- **WHAT THE TASK REQUIRES**: Show every line in the entries below where the word "percentile" appears.

- **DATA PROVIDED**:
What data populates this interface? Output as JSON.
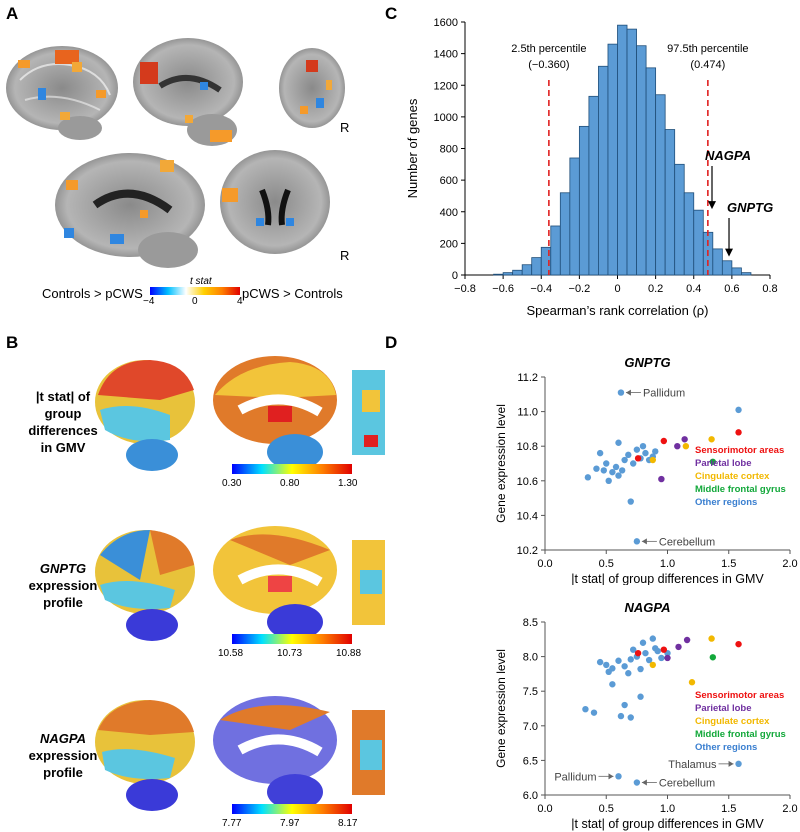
{
  "panels": {
    "a": "A",
    "b": "B",
    "c": "C",
    "d": "D"
  },
  "panel_a": {
    "r_label_1": "R",
    "r_label_2": "R",
    "colorbar_title": "t stat",
    "left_label": "Controls > pCWS",
    "right_label": "pCWS > Controls",
    "ticks": [
      "−4",
      "0",
      "4"
    ]
  },
  "panel_b": {
    "rows": [
      {
        "l1": "|t stat| of",
        "l2": "group",
        "l3": "differences",
        "l4": "in GMV",
        "ticks": [
          "0.30",
          "0.80",
          "1.30"
        ]
      },
      {
        "l1": "GNPTG",
        "l2": "expression",
        "l3": "profile",
        "ticks": [
          "10.58",
          "10.73",
          "10.88"
        ]
      },
      {
        "l1": "NAGPA",
        "l2": "expression",
        "l3": "profile",
        "ticks": [
          "7.77",
          "7.97",
          "8.17"
        ]
      }
    ]
  },
  "chart_data": [
    {
      "type": "bar",
      "panel": "C",
      "xlabel": "Spearman’s rank correlation (ρ)",
      "ylabel": "Number of genes",
      "xlim": [
        -0.8,
        0.8
      ],
      "ylim": [
        0,
        1600
      ],
      "xticks": [
        "−0.8",
        "−0.6",
        "−0.4",
        "−0.2",
        "0",
        "0.2",
        "0.4",
        "0.6",
        "0.8"
      ],
      "yticks": [
        "0",
        "200",
        "400",
        "600",
        "800",
        "1000",
        "1200",
        "1400",
        "1600"
      ],
      "bin_width": 0.05,
      "bin_starts": [
        -0.65,
        -0.6,
        -0.55,
        -0.5,
        -0.45,
        -0.4,
        -0.35,
        -0.3,
        -0.25,
        -0.2,
        -0.15,
        -0.1,
        -0.05,
        0.0,
        0.05,
        0.1,
        0.15,
        0.2,
        0.25,
        0.3,
        0.35,
        0.4,
        0.45,
        0.5,
        0.55,
        0.6,
        0.65
      ],
      "values": [
        5,
        15,
        30,
        65,
        110,
        175,
        310,
        520,
        740,
        940,
        1130,
        1320,
        1460,
        1580,
        1555,
        1450,
        1310,
        1140,
        920,
        700,
        520,
        410,
        270,
        165,
        90,
        45,
        15
      ],
      "lines": [
        {
          "x": -0.36,
          "label1": "2.5th percentile",
          "label2": "(−0.360)"
        },
        {
          "x": 0.474,
          "label1": "97.5th percentile",
          "label2": "(0.474)"
        }
      ],
      "annotations": [
        {
          "text": "NAGPA",
          "x": 0.48,
          "y": 410
        },
        {
          "text": "GNPTG",
          "x": 0.56,
          "y": 110
        }
      ]
    },
    {
      "type": "scatter",
      "panel": "D-top",
      "title": "GNPTG",
      "xlabel": "|t stat| of group differences in GMV",
      "ylabel": "Gene expression level",
      "xlim": [
        0,
        2.0
      ],
      "ylim": [
        10.2,
        11.2
      ],
      "xticks": [
        "0.0",
        "0.5",
        "1.0",
        "1.5",
        "2.0"
      ],
      "yticks": [
        "10.2",
        "10.4",
        "10.6",
        "10.8",
        "11.0",
        "11.2"
      ],
      "points": [
        {
          "x": 0.62,
          "y": 11.11,
          "g": "o"
        },
        {
          "x": 0.75,
          "y": 10.25,
          "g": "o"
        },
        {
          "x": 0.45,
          "y": 10.76,
          "g": "o"
        },
        {
          "x": 0.35,
          "y": 10.62,
          "g": "o"
        },
        {
          "x": 0.42,
          "y": 10.67,
          "g": "o"
        },
        {
          "x": 0.5,
          "y": 10.7,
          "g": "o"
        },
        {
          "x": 0.55,
          "y": 10.65,
          "g": "o"
        },
        {
          "x": 0.58,
          "y": 10.68,
          "g": "o"
        },
        {
          "x": 0.6,
          "y": 10.63,
          "g": "o"
        },
        {
          "x": 0.63,
          "y": 10.66,
          "g": "o"
        },
        {
          "x": 0.65,
          "y": 10.72,
          "g": "o"
        },
        {
          "x": 0.68,
          "y": 10.75,
          "g": "o"
        },
        {
          "x": 0.7,
          "y": 10.48,
          "g": "o"
        },
        {
          "x": 0.72,
          "y": 10.7,
          "g": "o"
        },
        {
          "x": 0.75,
          "y": 10.78,
          "g": "o"
        },
        {
          "x": 0.78,
          "y": 10.73,
          "g": "o"
        },
        {
          "x": 0.8,
          "y": 10.8,
          "g": "o"
        },
        {
          "x": 0.82,
          "y": 10.76,
          "g": "o"
        },
        {
          "x": 0.85,
          "y": 10.72,
          "g": "o"
        },
        {
          "x": 0.88,
          "y": 10.74,
          "g": "o"
        },
        {
          "x": 0.9,
          "y": 10.77,
          "g": "o"
        },
        {
          "x": 0.52,
          "y": 10.6,
          "g": "o"
        },
        {
          "x": 0.48,
          "y": 10.66,
          "g": "o"
        },
        {
          "x": 1.58,
          "y": 11.01,
          "g": "o"
        },
        {
          "x": 0.6,
          "y": 10.82,
          "g": "o"
        },
        {
          "x": 0.76,
          "y": 10.73,
          "g": "s"
        },
        {
          "x": 0.97,
          "y": 10.83,
          "g": "s"
        },
        {
          "x": 1.58,
          "y": 10.88,
          "g": "s"
        },
        {
          "x": 0.95,
          "y": 10.61,
          "g": "p"
        },
        {
          "x": 1.08,
          "y": 10.8,
          "g": "p"
        },
        {
          "x": 1.14,
          "y": 10.84,
          "g": "p"
        },
        {
          "x": 0.88,
          "y": 10.72,
          "g": "c"
        },
        {
          "x": 1.15,
          "y": 10.8,
          "g": "c"
        },
        {
          "x": 1.36,
          "y": 10.84,
          "g": "c"
        },
        {
          "x": 1.37,
          "y": 10.71,
          "g": "m"
        }
      ],
      "labels": [
        {
          "text": "Pallidum",
          "x": 0.62,
          "y": 11.11,
          "side": "right"
        },
        {
          "text": "Cerebellum",
          "x": 0.75,
          "y": 10.25,
          "side": "right"
        }
      ]
    },
    {
      "type": "scatter",
      "panel": "D-bottom",
      "title": "NAGPA",
      "xlabel": "|t stat| of group differences in GMV",
      "ylabel": "Gene expression level",
      "xlim": [
        0,
        2.0
      ],
      "ylim": [
        6.0,
        8.5
      ],
      "xticks": [
        "0.0",
        "0.5",
        "1.0",
        "1.5",
        "2.0"
      ],
      "yticks": [
        "6.0",
        "6.5",
        "7.0",
        "7.5",
        "8.0",
        "8.5"
      ],
      "points": [
        {
          "x": 0.6,
          "y": 6.27,
          "g": "o"
        },
        {
          "x": 0.75,
          "y": 6.18,
          "g": "o"
        },
        {
          "x": 1.58,
          "y": 6.45,
          "g": "o"
        },
        {
          "x": 0.33,
          "y": 7.24,
          "g": "o"
        },
        {
          "x": 0.4,
          "y": 7.19,
          "g": "o"
        },
        {
          "x": 0.62,
          "y": 7.14,
          "g": "o"
        },
        {
          "x": 0.7,
          "y": 7.12,
          "g": "o"
        },
        {
          "x": 0.65,
          "y": 7.3,
          "g": "o"
        },
        {
          "x": 0.78,
          "y": 7.42,
          "g": "o"
        },
        {
          "x": 0.55,
          "y": 7.6,
          "g": "o"
        },
        {
          "x": 0.45,
          "y": 7.92,
          "g": "o"
        },
        {
          "x": 0.5,
          "y": 7.88,
          "g": "o"
        },
        {
          "x": 0.55,
          "y": 7.83,
          "g": "o"
        },
        {
          "x": 0.6,
          "y": 7.94,
          "g": "o"
        },
        {
          "x": 0.65,
          "y": 7.86,
          "g": "o"
        },
        {
          "x": 0.7,
          "y": 7.96,
          "g": "o"
        },
        {
          "x": 0.72,
          "y": 8.1,
          "g": "o"
        },
        {
          "x": 0.75,
          "y": 8.0,
          "g": "o"
        },
        {
          "x": 0.8,
          "y": 8.2,
          "g": "o"
        },
        {
          "x": 0.82,
          "y": 8.05,
          "g": "o"
        },
        {
          "x": 0.85,
          "y": 7.95,
          "g": "o"
        },
        {
          "x": 0.88,
          "y": 8.26,
          "g": "o"
        },
        {
          "x": 0.9,
          "y": 8.12,
          "g": "o"
        },
        {
          "x": 0.92,
          "y": 8.08,
          "g": "o"
        },
        {
          "x": 0.95,
          "y": 7.98,
          "g": "o"
        },
        {
          "x": 0.78,
          "y": 7.82,
          "g": "o"
        },
        {
          "x": 0.68,
          "y": 7.76,
          "g": "o"
        },
        {
          "x": 1.0,
          "y": 8.05,
          "g": "o"
        },
        {
          "x": 0.52,
          "y": 7.78,
          "g": "o"
        },
        {
          "x": 0.76,
          "y": 8.05,
          "g": "s"
        },
        {
          "x": 0.97,
          "y": 8.1,
          "g": "s"
        },
        {
          "x": 1.58,
          "y": 8.18,
          "g": "s"
        },
        {
          "x": 1.0,
          "y": 7.98,
          "g": "p"
        },
        {
          "x": 1.09,
          "y": 8.14,
          "g": "p"
        },
        {
          "x": 1.16,
          "y": 8.24,
          "g": "p"
        },
        {
          "x": 0.88,
          "y": 7.88,
          "g": "c"
        },
        {
          "x": 1.2,
          "y": 7.63,
          "g": "c"
        },
        {
          "x": 1.36,
          "y": 8.26,
          "g": "c"
        },
        {
          "x": 1.37,
          "y": 7.99,
          "g": "m"
        }
      ],
      "labels": [
        {
          "text": "Pallidum",
          "x": 0.6,
          "y": 6.27,
          "side": "left"
        },
        {
          "text": "Cerebellum",
          "x": 0.75,
          "y": 6.18,
          "side": "right"
        },
        {
          "text": "Thalamus",
          "x": 1.58,
          "y": 6.45,
          "side": "left"
        }
      ]
    }
  ],
  "legend": [
    {
      "key": "s",
      "text": "Sensorimotor areas",
      "color": "#ee1111"
    },
    {
      "key": "p",
      "text": "Parietal lobe",
      "color": "#7030a0"
    },
    {
      "key": "c",
      "text": "Cingulate cortex",
      "color": "#f2b800"
    },
    {
      "key": "m",
      "text": "Middle frontal gyrus",
      "color": "#12a83a"
    },
    {
      "key": "o",
      "text": "Other regions",
      "color": "#3a7fd0"
    }
  ],
  "colors": {
    "bar_fill": "#5b9bd5",
    "bar_stroke": "#1f4e79",
    "dash_red": "#e02020",
    "other_point": "#5b9bd5"
  }
}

- **EXPECTED OUTPUT**:
          "label1": "2.5th percentile",
          "label1": "97.5th percentile",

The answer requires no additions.